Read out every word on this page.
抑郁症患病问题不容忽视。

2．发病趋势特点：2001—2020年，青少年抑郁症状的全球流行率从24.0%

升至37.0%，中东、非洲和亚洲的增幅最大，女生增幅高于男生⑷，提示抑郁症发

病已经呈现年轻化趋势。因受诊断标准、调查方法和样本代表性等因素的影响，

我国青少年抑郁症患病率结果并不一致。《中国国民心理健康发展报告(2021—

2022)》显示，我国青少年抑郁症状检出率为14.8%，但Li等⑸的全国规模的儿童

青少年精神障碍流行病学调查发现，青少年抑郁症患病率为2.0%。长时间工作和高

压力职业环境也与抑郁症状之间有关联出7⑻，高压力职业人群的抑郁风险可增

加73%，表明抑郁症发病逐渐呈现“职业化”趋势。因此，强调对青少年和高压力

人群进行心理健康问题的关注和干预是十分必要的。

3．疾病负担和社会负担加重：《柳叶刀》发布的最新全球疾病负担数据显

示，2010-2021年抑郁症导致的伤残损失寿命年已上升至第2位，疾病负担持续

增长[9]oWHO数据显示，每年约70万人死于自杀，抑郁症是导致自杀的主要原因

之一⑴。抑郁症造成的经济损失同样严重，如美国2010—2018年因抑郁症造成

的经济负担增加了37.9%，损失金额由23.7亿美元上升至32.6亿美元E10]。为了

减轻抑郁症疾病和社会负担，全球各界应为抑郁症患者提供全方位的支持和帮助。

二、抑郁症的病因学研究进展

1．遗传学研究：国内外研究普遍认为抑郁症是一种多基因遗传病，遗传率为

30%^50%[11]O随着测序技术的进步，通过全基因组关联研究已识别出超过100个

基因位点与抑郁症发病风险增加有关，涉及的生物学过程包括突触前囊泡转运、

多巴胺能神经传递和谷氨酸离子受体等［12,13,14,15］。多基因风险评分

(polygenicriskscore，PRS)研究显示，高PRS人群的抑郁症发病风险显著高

____________

Task requirements: Please repeat all the records above exactly as they appear.

Completed task:
Read out every word on this page.
抑郁症患病问题不容忽视。

2．发病趋势特点：2001—2020年，青少年抑郁症状的全球流行率从24.0%

升至37.0%，中东、非洲和亚洲的增幅最大，女生增幅高于男生⑷，提示抑郁症发

病已经呈现年轻化趋势。因受诊断标准、调查方法和样本代表性等因素的影响，

我国青少年抑郁症患病率结果并不一致。《中国国民心理健康发展报告(2021—

2022)》显示，我国青少年抑郁症状检出率为14.8%，但Li等⑸的全国规模的儿童

青少年精神障碍流行病学调查发现，青少年抑郁症患病率为2.0%。长时间工作和高

压力职业环境也与抑郁症状之间有关联出7⑻，高压力职业人群的抑郁风险可增

加73%，表明抑郁症发病逐渐呈现“职业化”趋势。因此，强调对青少年和高压力

人群进行心理健康问题的关注和干预是十分必要的。

3．疾病负担和社会负担加重：《柳叶刀》发布的最新全球疾病负担数据显

示，2010-2021年抑郁症导致的伤残损失寿命年已上升至第2位，疾病负担持续

增长[9]oWHO数据显示，每年约70万人死于自杀，抑郁症是导致自杀的主要原因

之一⑴。抑郁症造成的经济损失同样严重，如美国2010—2018年因抑郁症造成

的经济负担增加了37.9%，损失金额由23.7亿美元上升至32.6亿美元E10]。为了

减轻抑郁症疾病和社会负担，全球各界应为抑郁症患者提供全方位的支持和帮助。

二、抑郁症的病因学研究进展

1．遗传学研究：国内外研究普遍认为抑郁症是一种多基因遗传病，遗传率为

30%^50%[11]O随着测序技术的进步，通过全基因组关联研究已识别出超过100个

基因位点与抑郁症发病风险增加有关，涉及的生物学过程包括突触前囊泡转运、

多巴胺能神经传递和谷氨酸离子受体等［12,13,14,15］。多基因风险评分

(polygenicriskscore，PRS)研究显示，高PRS人群的抑郁症发病风险显著高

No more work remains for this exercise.